All entries should be output exactly as they stand.
Begin MATERIAL FOR THE TASK
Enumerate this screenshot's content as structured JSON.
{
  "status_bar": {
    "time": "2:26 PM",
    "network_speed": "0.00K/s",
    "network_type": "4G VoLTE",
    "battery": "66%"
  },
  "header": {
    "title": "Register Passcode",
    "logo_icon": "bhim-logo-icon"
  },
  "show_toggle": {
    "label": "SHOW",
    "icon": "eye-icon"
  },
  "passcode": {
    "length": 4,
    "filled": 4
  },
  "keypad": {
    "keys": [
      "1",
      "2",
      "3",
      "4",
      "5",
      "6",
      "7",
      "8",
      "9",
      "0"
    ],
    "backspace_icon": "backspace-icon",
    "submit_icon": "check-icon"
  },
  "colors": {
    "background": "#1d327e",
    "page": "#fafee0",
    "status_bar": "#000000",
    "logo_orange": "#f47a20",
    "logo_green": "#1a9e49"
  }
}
End MATERIAL FOR THE TASK
- **PROBLEM SOLUTION**:
Enumerate this screenshot's content as structured JSON.
{
  "status_bar": {
    "time": "2:26 PM",
    "network_speed": "0.00K/s",
    "network_type": "4G VoLTE",
    "battery": "66%"
  },
  "header": {
    "title": "Register Passcode",
    "logo_icon": "bhim-logo-icon"
  },
  "show_toggle": {
    "label": "SHOW",
    "icon": "eye-icon"
  },
  "passcode": {
    "length": 4,
    "filled": 4
  },
  "keypad": {
    "keys": [
      "1",
      "2",
      "3",
      "4",
      "5",
      "6",
      "7",
      "8",
      "9",
      "0"
    ],
    "backspace_icon": "backspace-icon",
    "submit_icon": "check-icon"
  },
  "colors": {
    "background": "#1d327e",
    "page": "#fafee0",
    "status_bar": "#000000",
    "logo_orange": "#f47a20",
    "logo_green": "#1a9e49"
  }
}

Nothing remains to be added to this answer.